| To do |
Take the material below and retype it in full; pictures are left out.

[START]

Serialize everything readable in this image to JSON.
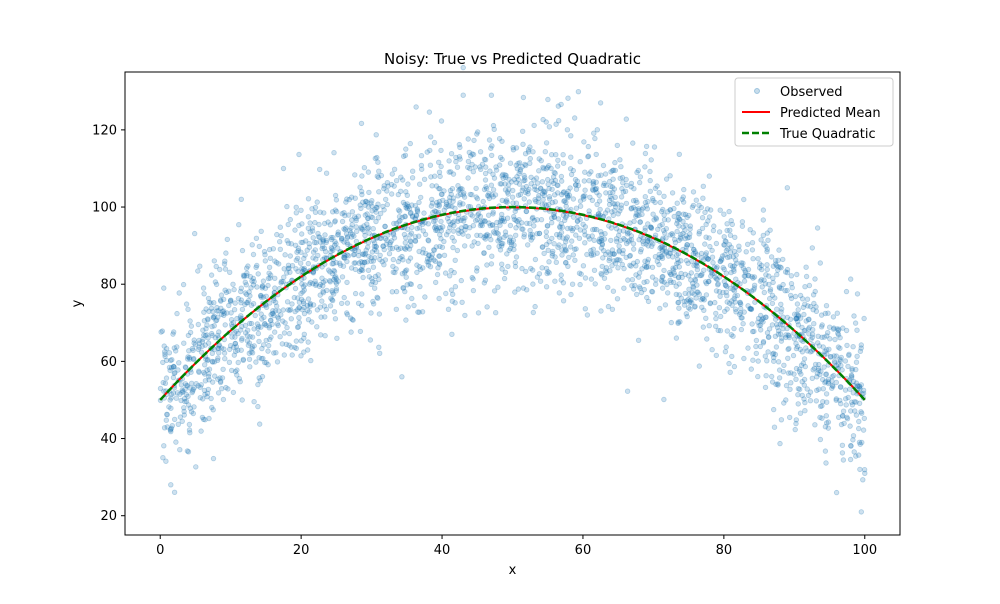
{
  "chart_data": {
    "type": "scatter",
    "title": "Noisy: True vs Predicted Quadratic",
    "xlabel": "x",
    "ylabel": "y",
    "xlim": [
      -5,
      105
    ],
    "ylim": [
      15,
      135
    ],
    "xticks": [
      0,
      20,
      40,
      60,
      80,
      100
    ],
    "yticks": [
      20,
      40,
      60,
      80,
      100,
      120
    ],
    "grid": false,
    "legend_position": "top-right",
    "series": [
      {
        "name": "Observed",
        "kind": "scatter",
        "color": "#1f77b4",
        "point_count": 3000,
        "noise_sd": 10,
        "x_range": [
          0,
          100
        ],
        "sample_points": [
          {
            "x": 0.5,
            "y": 79
          },
          {
            "x": 1,
            "y": 43
          },
          {
            "x": 1.5,
            "y": 28
          },
          {
            "x": 11.5,
            "y": 102
          },
          {
            "x": 17.5,
            "y": 110
          },
          {
            "x": 43,
            "y": 129
          },
          {
            "x": 47,
            "y": 129
          },
          {
            "x": 62.5,
            "y": 127
          },
          {
            "x": 89,
            "y": 105
          },
          {
            "x": 96,
            "y": 26
          },
          {
            "x": 99.5,
            "y": 21
          },
          {
            "x": 100,
            "y": 31
          }
        ]
      },
      {
        "name": "Predicted Mean",
        "kind": "line",
        "color": "#ff0000",
        "line_style": "solid",
        "x": [
          0,
          10,
          20,
          30,
          40,
          50,
          60,
          70,
          80,
          90,
          100
        ],
        "y": [
          50,
          68,
          82,
          92,
          98,
          99.5,
          98,
          92,
          82,
          68,
          50
        ]
      },
      {
        "name": "True Quadratic",
        "kind": "line",
        "color": "#008000",
        "line_style": "dashed",
        "x": [
          0,
          10,
          20,
          30,
          40,
          50,
          60,
          70,
          80,
          90,
          100
        ],
        "y": [
          50,
          68,
          82,
          92,
          98,
          100,
          98,
          92,
          82,
          68,
          50
        ]
      }
    ]
  }
}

[END]

| Task response |
Serialize everything readable in this image to JSON.
{
  "chart_data": {
    "type": "scatter",
    "title": "Noisy: True vs Predicted Quadratic",
    "xlabel": "x",
    "ylabel": "y",
    "xlim": [
      -5,
      105
    ],
    "ylim": [
      15,
      135
    ],
    "xticks": [
      0,
      20,
      40,
      60,
      80,
      100
    ],
    "yticks": [
      20,
      40,
      60,
      80,
      100,
      120
    ],
    "grid": false,
    "legend_position": "top-right",
    "series": [
      {
        "name": "Observed",
        "kind": "scatter",
        "color": "#1f77b4",
        "point_count": 3000,
        "noise_sd": 10,
        "x_range": [
          0,
          100
        ],
        "sample_points": [
          {
            "x": 0.5,
            "y": 79
          },
          {
            "x": 1,
            "y": 43
          },
          {
            "x": 1.5,
            "y": 28
          },
          {
            "x": 11.5,
            "y": 102
          },
          {
            "x": 17.5,
            "y": 110
          },
          {
            "x": 43,
            "y": 129
          },
          {
            "x": 47,
            "y": 129
          },
          {
            "x": 62.5,
            "y": 127
          },
          {
            "x": 89,
            "y": 105
          },
          {
            "x": 96,
            "y": 26
          },
          {
            "x": 99.5,
            "y": 21
          },
          {
            "x": 100,
            "y": 31
          }
        ]
      },
      {
        "name": "Predicted Mean",
        "kind": "line",
        "color": "#ff0000",
        "line_style": "solid",
        "x": [
          0,
          10,
          20,
          30,
          40,
          50,
          60,
          70,
          80,
          90,
          100
        ],
        "y": [
          50,
          68,
          82,
          92,
          98,
          99.5,
          98,
          92,
          82,
          68,
          50
        ]
      },
      {
        "name": "True Quadratic",
        "kind": "line",
        "color": "#008000",
        "line_style": "dashed",
        "x": [
          0,
          10,
          20,
          30,
          40,
          50,
          60,
          70,
          80,
          90,
          100
        ],
        "y": [
          50,
          68,
          82,
          92,
          98,
          100,
          98,
          92,
          82,
          68,
          50
        ]
      }
    ]
  }
}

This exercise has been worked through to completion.